Records from a dataset:
--------------------------------
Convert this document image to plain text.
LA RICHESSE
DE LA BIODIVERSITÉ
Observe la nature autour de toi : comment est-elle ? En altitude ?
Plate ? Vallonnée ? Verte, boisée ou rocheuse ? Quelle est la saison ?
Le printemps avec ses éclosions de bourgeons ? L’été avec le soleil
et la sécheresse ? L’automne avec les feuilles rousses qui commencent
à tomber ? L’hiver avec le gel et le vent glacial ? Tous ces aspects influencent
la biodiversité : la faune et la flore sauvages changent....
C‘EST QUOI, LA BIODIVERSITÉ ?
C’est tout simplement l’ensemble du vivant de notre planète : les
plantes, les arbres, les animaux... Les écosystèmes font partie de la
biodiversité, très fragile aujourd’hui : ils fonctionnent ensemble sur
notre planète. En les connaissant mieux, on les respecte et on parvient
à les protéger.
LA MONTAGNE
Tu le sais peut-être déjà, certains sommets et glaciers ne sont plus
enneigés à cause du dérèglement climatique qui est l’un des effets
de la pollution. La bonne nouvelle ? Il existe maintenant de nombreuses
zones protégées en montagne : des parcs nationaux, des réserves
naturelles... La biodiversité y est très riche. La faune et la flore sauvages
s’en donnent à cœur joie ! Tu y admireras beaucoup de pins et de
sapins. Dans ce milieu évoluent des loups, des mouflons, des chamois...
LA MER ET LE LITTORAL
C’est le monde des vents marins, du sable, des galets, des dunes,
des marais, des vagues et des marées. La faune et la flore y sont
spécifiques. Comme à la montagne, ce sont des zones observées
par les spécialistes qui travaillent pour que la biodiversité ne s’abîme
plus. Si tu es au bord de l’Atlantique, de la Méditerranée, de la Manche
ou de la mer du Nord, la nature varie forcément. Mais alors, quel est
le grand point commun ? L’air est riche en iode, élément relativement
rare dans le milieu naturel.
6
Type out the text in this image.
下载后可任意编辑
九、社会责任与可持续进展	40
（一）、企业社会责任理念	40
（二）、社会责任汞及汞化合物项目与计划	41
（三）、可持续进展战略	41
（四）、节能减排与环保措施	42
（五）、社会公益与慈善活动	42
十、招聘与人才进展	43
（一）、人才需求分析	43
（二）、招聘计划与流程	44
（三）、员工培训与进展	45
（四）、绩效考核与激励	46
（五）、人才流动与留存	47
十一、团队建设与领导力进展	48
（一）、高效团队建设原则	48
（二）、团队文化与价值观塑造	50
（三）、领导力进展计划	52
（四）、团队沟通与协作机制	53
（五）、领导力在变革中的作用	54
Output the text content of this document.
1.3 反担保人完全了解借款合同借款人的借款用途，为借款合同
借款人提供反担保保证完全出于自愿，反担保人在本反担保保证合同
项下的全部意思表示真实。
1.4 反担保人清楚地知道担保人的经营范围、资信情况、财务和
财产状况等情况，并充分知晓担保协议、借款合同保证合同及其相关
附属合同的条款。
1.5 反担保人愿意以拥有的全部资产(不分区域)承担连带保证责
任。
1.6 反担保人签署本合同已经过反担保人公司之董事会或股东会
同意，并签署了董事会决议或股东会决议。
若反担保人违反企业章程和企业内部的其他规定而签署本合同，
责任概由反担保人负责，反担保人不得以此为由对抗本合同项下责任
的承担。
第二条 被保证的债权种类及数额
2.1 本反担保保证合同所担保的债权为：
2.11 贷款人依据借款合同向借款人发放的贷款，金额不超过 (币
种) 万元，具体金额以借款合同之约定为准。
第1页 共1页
--------------------------------
### Given task
Search the records for the word "zones". Copy every line that has it.

### Response for this exercise
zones protégées en montagne : des parcs nationaux, des réserves
spécifiques. Comme à la montagne, ce sont des zones observées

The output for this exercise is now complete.